**SELECTED EXTRACT**
>>>>
# Hi from Norwich



## thrifty (Jan 19, 2014)

Hi Guys Just checking in hope to be active and learn a ton of stuf and make some friends noticed that some of you are localish to me too!

just embarking on my project so all info is welcome hope to catch you around soon :) cheers Thrifty


----------



## kc5tpy (Jan 19, 2014)

Hello Thrifty and welcome to the fun.  Just jump in anywhere that feels right.  Keep Smokin!

Danny


----------



## wade (Jan 19, 2014)

Hi Thrifty - Wecome to the forum.

What is your project? Please let us know more about it.

Cheers

Wade


----------



## thrifty (Jan 19, 2014)

Hi thanks for asking and for the welcome, heres where i am so far

Im keen to do a build for a basic smoker and grill mounted on a trailer, i would love to do outside catering with it and private partys just o get some experience in cooking on a smoker so more like a paying hobby to start as long as it covers costs? who knows?

any way i want one for my own use at home as well ive got the room for it and also have a few things to start with ive been collecting for a while. a mate came round tonight and said he can get me some 50 gal drums, so i may experiment with those as a Grill come smoker to start before i go for a heavy duty beast, all this is depending on me getting the materials for Free 
	

	
	
		
		



		
			






I am at the scrounging materials stageheres what i have so far for Free!

6x4 trailer single wheel (mini wheels)
<<<<
**DATA SHOWN**
>>>>
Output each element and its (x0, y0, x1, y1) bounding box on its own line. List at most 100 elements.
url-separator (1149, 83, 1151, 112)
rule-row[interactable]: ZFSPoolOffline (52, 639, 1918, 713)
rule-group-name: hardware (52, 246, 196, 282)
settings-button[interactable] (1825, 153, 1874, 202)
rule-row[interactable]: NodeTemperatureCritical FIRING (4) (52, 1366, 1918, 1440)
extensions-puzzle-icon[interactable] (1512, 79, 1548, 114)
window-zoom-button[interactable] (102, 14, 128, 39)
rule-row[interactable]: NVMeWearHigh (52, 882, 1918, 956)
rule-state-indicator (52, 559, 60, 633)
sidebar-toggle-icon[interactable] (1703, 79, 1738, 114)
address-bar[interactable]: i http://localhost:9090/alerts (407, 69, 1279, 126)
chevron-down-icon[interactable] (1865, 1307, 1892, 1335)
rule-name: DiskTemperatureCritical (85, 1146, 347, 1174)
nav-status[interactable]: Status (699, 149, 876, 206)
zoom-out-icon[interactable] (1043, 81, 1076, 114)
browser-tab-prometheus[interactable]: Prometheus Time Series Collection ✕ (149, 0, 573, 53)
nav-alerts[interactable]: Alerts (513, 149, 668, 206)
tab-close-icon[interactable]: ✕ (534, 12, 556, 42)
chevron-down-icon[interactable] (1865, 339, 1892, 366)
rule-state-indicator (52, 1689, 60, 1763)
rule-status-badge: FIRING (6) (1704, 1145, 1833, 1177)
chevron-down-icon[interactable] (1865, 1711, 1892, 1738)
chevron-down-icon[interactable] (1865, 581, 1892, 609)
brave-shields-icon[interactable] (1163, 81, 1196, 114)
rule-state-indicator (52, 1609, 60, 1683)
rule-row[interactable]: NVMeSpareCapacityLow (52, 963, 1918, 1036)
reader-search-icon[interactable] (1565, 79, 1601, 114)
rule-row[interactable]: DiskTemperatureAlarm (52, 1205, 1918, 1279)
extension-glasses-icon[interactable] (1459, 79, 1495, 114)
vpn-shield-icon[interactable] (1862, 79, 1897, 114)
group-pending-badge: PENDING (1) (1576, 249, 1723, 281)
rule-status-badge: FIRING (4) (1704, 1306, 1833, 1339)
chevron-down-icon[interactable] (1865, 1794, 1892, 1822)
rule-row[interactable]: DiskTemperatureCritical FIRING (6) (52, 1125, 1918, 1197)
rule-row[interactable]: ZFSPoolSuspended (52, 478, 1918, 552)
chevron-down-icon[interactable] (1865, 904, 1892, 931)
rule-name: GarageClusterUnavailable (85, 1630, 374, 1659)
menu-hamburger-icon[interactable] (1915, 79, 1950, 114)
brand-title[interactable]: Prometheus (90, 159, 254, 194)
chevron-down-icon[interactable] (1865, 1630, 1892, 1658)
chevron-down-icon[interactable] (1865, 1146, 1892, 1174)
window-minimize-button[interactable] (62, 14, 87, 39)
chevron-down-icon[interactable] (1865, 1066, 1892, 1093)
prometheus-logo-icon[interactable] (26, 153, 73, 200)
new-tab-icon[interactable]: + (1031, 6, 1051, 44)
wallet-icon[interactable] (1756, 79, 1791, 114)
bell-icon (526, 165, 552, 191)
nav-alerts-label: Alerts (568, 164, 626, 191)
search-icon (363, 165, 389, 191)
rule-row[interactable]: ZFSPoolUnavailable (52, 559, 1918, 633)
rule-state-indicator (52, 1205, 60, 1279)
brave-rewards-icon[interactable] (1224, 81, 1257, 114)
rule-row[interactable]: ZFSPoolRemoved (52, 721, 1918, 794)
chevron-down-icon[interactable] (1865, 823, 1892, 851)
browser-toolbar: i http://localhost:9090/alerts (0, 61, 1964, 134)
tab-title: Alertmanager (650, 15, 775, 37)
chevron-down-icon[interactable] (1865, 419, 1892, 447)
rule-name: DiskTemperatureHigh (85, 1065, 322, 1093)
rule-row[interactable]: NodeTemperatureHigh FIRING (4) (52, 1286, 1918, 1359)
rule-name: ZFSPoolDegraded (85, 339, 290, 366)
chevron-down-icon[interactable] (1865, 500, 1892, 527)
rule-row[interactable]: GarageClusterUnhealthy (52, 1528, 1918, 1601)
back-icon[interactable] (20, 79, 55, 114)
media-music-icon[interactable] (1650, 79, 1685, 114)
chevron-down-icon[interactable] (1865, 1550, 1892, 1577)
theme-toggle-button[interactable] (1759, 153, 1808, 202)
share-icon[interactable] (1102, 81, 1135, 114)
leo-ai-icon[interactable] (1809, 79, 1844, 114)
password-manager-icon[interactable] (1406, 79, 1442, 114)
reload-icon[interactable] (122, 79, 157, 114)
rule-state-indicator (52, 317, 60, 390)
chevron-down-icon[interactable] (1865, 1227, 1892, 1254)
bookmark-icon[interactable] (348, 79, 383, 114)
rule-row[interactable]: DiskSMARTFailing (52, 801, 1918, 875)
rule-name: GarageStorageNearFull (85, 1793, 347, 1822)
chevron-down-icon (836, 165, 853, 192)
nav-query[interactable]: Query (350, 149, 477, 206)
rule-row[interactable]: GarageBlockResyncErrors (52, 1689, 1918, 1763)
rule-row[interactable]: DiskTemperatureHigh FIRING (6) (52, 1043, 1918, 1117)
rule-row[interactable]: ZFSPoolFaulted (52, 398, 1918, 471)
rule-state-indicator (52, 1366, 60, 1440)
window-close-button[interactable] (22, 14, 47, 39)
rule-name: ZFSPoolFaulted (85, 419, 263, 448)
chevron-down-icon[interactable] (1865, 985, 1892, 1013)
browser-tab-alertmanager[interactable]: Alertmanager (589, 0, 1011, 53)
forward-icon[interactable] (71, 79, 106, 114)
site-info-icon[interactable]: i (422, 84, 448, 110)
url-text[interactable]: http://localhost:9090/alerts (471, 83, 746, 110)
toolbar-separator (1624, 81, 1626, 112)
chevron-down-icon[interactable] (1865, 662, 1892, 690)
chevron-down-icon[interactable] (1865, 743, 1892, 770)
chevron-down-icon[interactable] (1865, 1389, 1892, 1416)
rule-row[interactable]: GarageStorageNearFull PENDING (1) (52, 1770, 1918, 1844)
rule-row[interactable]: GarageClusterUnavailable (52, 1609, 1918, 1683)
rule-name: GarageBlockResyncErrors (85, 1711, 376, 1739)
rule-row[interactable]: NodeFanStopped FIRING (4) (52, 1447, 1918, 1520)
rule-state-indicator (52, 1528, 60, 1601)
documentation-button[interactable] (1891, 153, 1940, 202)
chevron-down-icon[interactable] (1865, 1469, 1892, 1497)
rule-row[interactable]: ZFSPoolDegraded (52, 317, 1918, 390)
<<<<
**TASK INSTRUCTIONS**
1 > Answer these questions about the forum thread:
(a) Which forum member asked Thrifty what the project was?
(b) What did Thrifty's mate say he could get?
(c) What size is the trailer Thrifty has so far?
2 > Reproduce the forum thread between "Hi thanks for" and "costs? who knows?", inclusive.

**ANSWERS TO THE EXERCISE**
1 >
(a) Wade
(b) Some 50 gal drums
(c) 6x4

2 >
Hi thanks for asking and for the welcome, heres where i am so far

Im keen to do a build for a basic smoker and grill mounted on a trailer, i would love to do outside catering with it and private partys just o get some experience in cooking on a smoker so more like a paying hobby to start as long as it covers costs? who knows?